Copy every row below verbatim, changing nothing in the wording, order, or coordinates.

Information supplied:
## BEGIN

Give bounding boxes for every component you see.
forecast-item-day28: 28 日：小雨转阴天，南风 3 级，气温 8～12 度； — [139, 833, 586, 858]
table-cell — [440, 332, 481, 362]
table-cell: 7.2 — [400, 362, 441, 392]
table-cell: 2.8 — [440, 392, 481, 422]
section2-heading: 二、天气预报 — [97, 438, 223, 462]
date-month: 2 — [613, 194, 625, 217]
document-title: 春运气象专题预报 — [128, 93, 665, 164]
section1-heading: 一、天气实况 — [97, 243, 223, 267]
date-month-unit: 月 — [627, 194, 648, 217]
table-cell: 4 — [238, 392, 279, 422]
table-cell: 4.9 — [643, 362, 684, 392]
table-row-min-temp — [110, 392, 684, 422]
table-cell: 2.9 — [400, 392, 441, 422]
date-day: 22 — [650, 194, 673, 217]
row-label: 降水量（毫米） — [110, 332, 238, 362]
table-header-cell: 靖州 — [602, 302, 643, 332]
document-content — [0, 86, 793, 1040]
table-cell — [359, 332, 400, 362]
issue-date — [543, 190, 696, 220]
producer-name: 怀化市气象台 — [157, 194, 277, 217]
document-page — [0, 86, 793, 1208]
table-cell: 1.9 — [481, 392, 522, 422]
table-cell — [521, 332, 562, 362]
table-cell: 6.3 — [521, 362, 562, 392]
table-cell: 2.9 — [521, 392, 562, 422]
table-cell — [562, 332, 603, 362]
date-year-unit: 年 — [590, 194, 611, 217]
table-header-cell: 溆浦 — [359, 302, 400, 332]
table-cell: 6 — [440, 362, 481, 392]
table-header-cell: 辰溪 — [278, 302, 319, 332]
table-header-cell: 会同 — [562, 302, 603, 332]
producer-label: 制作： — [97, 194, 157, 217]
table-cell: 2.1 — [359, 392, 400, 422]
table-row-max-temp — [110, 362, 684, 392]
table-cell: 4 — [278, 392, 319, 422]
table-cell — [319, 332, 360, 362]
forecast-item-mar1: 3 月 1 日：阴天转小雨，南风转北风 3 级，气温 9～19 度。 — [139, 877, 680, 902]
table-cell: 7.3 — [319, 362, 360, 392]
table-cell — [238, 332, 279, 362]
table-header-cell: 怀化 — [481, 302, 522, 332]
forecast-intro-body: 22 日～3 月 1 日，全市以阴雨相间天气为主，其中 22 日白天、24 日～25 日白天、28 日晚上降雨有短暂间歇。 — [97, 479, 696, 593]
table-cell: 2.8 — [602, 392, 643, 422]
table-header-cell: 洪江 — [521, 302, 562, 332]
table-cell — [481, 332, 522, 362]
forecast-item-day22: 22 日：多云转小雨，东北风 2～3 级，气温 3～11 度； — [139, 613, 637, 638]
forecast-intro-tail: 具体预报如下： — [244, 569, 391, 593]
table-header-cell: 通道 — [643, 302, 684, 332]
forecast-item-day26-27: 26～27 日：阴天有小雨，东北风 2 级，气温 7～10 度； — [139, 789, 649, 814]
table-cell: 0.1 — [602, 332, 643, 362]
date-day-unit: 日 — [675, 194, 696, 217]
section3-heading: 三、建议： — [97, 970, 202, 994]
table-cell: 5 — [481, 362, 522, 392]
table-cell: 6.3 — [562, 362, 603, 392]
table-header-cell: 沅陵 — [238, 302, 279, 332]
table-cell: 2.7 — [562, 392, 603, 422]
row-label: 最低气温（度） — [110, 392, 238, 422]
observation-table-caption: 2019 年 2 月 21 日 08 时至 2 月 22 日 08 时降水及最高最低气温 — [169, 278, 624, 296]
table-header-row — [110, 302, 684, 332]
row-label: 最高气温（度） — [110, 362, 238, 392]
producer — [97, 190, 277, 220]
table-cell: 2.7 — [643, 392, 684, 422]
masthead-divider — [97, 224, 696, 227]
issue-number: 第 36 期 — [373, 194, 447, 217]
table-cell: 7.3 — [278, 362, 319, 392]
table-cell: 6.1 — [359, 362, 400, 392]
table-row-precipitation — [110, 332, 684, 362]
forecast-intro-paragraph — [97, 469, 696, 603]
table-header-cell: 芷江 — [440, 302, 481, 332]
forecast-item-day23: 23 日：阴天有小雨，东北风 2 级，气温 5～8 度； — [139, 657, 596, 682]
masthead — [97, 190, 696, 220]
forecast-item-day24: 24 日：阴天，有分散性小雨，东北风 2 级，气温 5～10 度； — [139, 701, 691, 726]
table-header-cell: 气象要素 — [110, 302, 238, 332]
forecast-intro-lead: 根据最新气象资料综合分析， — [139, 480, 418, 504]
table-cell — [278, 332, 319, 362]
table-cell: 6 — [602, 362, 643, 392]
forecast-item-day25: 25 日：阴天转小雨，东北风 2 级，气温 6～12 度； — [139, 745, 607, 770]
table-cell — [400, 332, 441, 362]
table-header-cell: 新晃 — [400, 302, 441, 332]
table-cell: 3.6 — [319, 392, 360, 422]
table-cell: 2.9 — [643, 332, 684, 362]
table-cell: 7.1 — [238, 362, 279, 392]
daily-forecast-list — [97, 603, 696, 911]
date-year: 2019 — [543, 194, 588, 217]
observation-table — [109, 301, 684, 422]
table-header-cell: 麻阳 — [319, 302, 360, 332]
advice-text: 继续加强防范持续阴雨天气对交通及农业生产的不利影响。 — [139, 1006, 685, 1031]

## END

Solution for this exercise:
Give bounding boxes for every component you see.
forecast-item-day28: 28 日：小雨转阴天，南风 3 级，气温 8～12 度； — [139, 833, 586, 858]
table-cell — [440, 332, 481, 362]
table-cell: 7.2 — [400, 362, 441, 392]
table-cell: 2.8 — [440, 392, 481, 422]
section2-heading: 二、天气预报 — [97, 438, 223, 462]
date-month: 2 — [613, 194, 625, 217]
document-title: 春运气象专题预报 — [128, 93, 665, 164]
section1-heading: 一、天气实况 — [97, 243, 223, 267]
date-month-unit: 月 — [627, 194, 648, 217]
table-cell: 4 — [238, 392, 279, 422]
table-cell: 4.9 — [643, 362, 684, 392]
table-row-min-temp — [110, 392, 684, 422]
table-cell: 2.9 — [400, 392, 441, 422]
date-day: 22 — [650, 194, 673, 217]
row-label: 降水量（毫米） — [110, 332, 238, 362]
table-header-cell: 靖州 — [602, 302, 643, 332]
document-content — [0, 86, 793, 1040]
table-cell — [359, 332, 400, 362]
issue-date — [543, 190, 696, 220]
producer-name: 怀化市气象台 — [157, 194, 277, 217]
document-page — [0, 86, 793, 1208]
table-cell: 1.9 — [481, 392, 522, 422]
table-cell — [521, 332, 562, 362]
table-cell: 6.3 — [521, 362, 562, 392]
table-cell: 2.9 — [521, 392, 562, 422]
table-cell — [562, 332, 603, 362]
date-year-unit: 年 — [590, 194, 611, 217]
table-header-cell: 溆浦 — [359, 302, 400, 332]
table-cell: 6 — [440, 362, 481, 392]
table-header-cell: 辰溪 — [278, 302, 319, 332]
table-header-cell: 会同 — [562, 302, 603, 332]
producer-label: 制作： — [97, 194, 157, 217]
table-cell: 2.1 — [359, 392, 400, 422]
table-row-max-temp — [110, 362, 684, 392]
table-cell: 4 — [278, 392, 319, 422]
table-cell — [319, 332, 360, 362]
forecast-item-mar1: 3 月 1 日：阴天转小雨，南风转北风 3 级，气温 9～19 度。 — [139, 877, 680, 902]
table-cell: 7.3 — [319, 362, 360, 392]
table-cell — [238, 332, 279, 362]
table-header-cell: 怀化 — [481, 302, 522, 332]
forecast-intro-body: 22 日～3 月 1 日，全市以阴雨相间天气为主，其中 22 日白天、24 日～25 日白天、28 日晚上降雨有短暂间歇。 — [97, 479, 696, 593]
table-cell: 2.8 — [602, 392, 643, 422]
table-header-cell: 洪江 — [521, 302, 562, 332]
table-cell — [481, 332, 522, 362]
forecast-item-day22: 22 日：多云转小雨，东北风 2～3 级，气温 3～11 度； — [139, 613, 637, 638]
forecast-intro-tail: 具体预报如下： — [244, 569, 391, 593]
table-header-cell: 通道 — [643, 302, 684, 332]
forecast-item-day26-27: 26～27 日：阴天有小雨，东北风 2 级，气温 7～10 度； — [139, 789, 649, 814]
table-cell: 0.1 — [602, 332, 643, 362]
date-day-unit: 日 — [675, 194, 696, 217]
section3-heading: 三、建议： — [97, 970, 202, 994]
table-cell: 5 — [481, 362, 522, 392]
table-cell: 6.3 — [562, 362, 603, 392]
table-header-cell: 沅陵 — [238, 302, 279, 332]
table-cell: 2.7 — [562, 392, 603, 422]
row-label: 最低气温（度） — [110, 392, 238, 422]
observation-table-caption: 2019 年 2 月 21 日 08 时至 2 月 22 日 08 时降水及最高最低气温 — [169, 278, 624, 296]
table-header-row — [110, 302, 684, 332]
row-label: 最高气温（度） — [110, 362, 238, 392]
producer — [97, 190, 277, 220]
table-cell: 2.7 — [643, 392, 684, 422]
masthead-divider — [97, 224, 696, 227]
issue-number: 第 36 期 — [373, 194, 447, 217]
table-cell: 7.3 — [278, 362, 319, 392]
table-cell: 6.1 — [359, 362, 400, 392]
table-row-precipitation — [110, 332, 684, 362]
forecast-intro-paragraph — [97, 469, 696, 603]
table-header-cell: 芷江 — [440, 302, 481, 332]
forecast-item-day23: 23 日：阴天有小雨，东北风 2 级，气温 5～8 度； — [139, 657, 596, 682]
masthead — [97, 190, 696, 220]
forecast-item-day24: 24 日：阴天，有分散性小雨，东北风 2 级，气温 5～10 度； — [139, 701, 691, 726]
table-header-cell: 气象要素 — [110, 302, 238, 332]
forecast-intro-lead: 根据最新气象资料综合分析， — [139, 480, 418, 504]
table-cell — [278, 332, 319, 362]
table-cell: 6 — [602, 362, 643, 392]
forecast-item-day25: 25 日：阴天转小雨，东北风 2 级，气温 6～12 度； — [139, 745, 607, 770]
table-cell — [400, 332, 441, 362]
table-header-cell: 新晃 — [400, 302, 441, 332]
table-cell: 3.6 — [319, 392, 360, 422]
table-cell: 2.9 — [643, 332, 684, 362]
table-cell: 7.1 — [238, 362, 279, 392]
daily-forecast-list — [97, 603, 696, 911]
date-year: 2019 — [543, 194, 588, 217]
observation-table — [109, 301, 684, 422]
table-header-cell: 麻阳 — [319, 302, 360, 332]
advice-text: 继续加强防范持续阴雨天气对交通及农业生产的不利影响。 — [139, 1006, 685, 1031]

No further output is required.